*Short problem 1*: According to the Cleveland Freeze season article below, who was the team's assistant coach?

*Excerpt to read*:
↓
Cleveland Freeze
- General Manager: Scott Snider
- Head Coach: Hector Marinaro
- Arena: Soccer Sportsplex 31515 Lorain Road North Olmsted, Ohio 44070
- Professional Arena Soccer League: 2nd, Eastern
- Ron Newman Cup: 4th place
- US Open Cup: Semi-final
- Highest home attendance: 703 (November 10 vs Harrisburg Heat)
- Lowest home attendance: 343 (January 4 vs Illinois Piasa)
- Average home league attendance: 481 (8 games)
- ← N/A 2014–15 →

= 2013–14 Cleveland Freeze season =

The 2013–14 Cleveland Freeze season was the first season of the Cleveland Freeze professional indoor soccer club. The Freeze, an Eastern Division team in the Professional Arena Soccer League, played their home games at the Soccer Sportsplex in the Cleveland suburb of North Olmsted, Ohio. The team was led by general manager Scott Snider and head coach Hector Marinaro with assistant coach Bruce Miller.

The Freeze earned a 10–6 record in their inaugural regular season and two players were named to the PASL's All-League second team. Cleveland advanced to the Final Four but lost their semi-final match to the Chicago Mustangs.

==Season summary==
The Cleveland Freeze lost their first PASL match by one goal to the expansion Cincinnati Saints, won their next three matches (including an overtime win over Cincinnati), then lost to the Detroit Waza and the division-leading Chicago Mustangs. The team found its footing again with another win over Cincinnati then won their next five matches as well. They swept season series over the Harrisburg Heat (4 games) and the Illinois Piasa (2 games).
↑
*Short problem 2*: In the entries that follow, copy out verbatim the lines from the one containing "y-axis-tick-labels: 95 98" up to and including the one containing "46, 803, 59]".

*Data in this exercise*:
↓
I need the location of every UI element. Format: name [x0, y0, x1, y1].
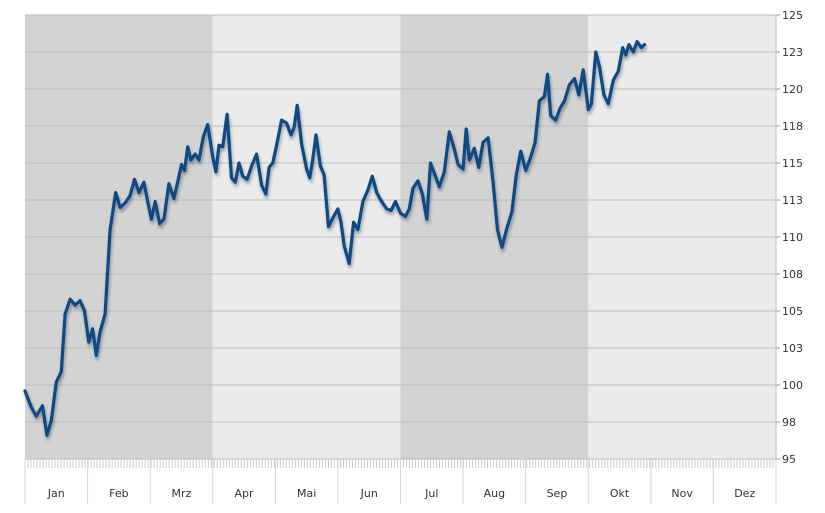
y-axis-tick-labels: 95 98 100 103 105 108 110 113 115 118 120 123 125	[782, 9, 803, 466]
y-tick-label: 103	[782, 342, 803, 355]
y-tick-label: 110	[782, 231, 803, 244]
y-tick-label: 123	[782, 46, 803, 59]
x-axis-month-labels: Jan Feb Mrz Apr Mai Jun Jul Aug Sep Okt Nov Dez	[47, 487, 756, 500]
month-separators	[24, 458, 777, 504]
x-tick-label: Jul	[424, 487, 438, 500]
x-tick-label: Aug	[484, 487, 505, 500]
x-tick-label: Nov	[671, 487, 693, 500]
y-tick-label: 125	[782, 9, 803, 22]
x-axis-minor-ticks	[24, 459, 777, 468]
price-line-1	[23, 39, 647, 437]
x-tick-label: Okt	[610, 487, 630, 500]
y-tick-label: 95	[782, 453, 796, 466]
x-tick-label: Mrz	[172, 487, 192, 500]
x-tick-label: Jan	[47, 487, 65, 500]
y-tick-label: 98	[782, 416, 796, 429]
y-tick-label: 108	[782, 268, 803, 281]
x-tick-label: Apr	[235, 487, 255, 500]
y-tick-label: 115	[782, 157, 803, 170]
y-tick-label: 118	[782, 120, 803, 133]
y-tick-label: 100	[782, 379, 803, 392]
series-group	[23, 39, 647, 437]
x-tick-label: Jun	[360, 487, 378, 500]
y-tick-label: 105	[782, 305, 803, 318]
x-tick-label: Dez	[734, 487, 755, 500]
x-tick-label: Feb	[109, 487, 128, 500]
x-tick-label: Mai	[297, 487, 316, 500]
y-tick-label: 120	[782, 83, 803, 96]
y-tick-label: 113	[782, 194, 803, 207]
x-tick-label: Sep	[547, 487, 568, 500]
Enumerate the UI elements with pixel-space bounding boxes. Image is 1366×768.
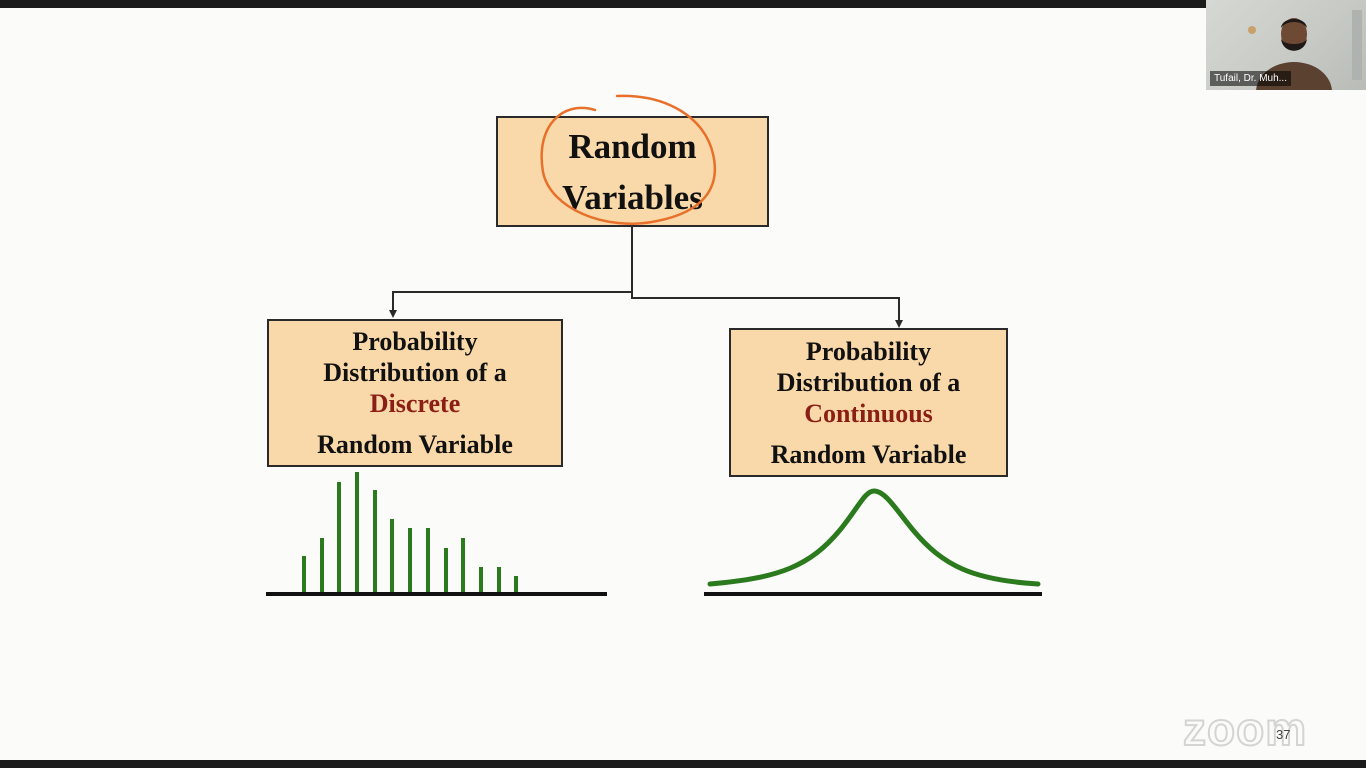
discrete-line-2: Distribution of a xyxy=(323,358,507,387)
↑
*Output 1*: Bruce Miller

*Output 2*:
y-axis-tick-labels: 95 98 100 103 105 108 110 113 115 118 120 123 125	[782, 9, 803, 466]
y-tick-label: 103	[782, 342, 803, 355]
y-tick-label: 110	[782, 231, 803, 244]
y-tick-label: 123	[782, 46, 803, 59]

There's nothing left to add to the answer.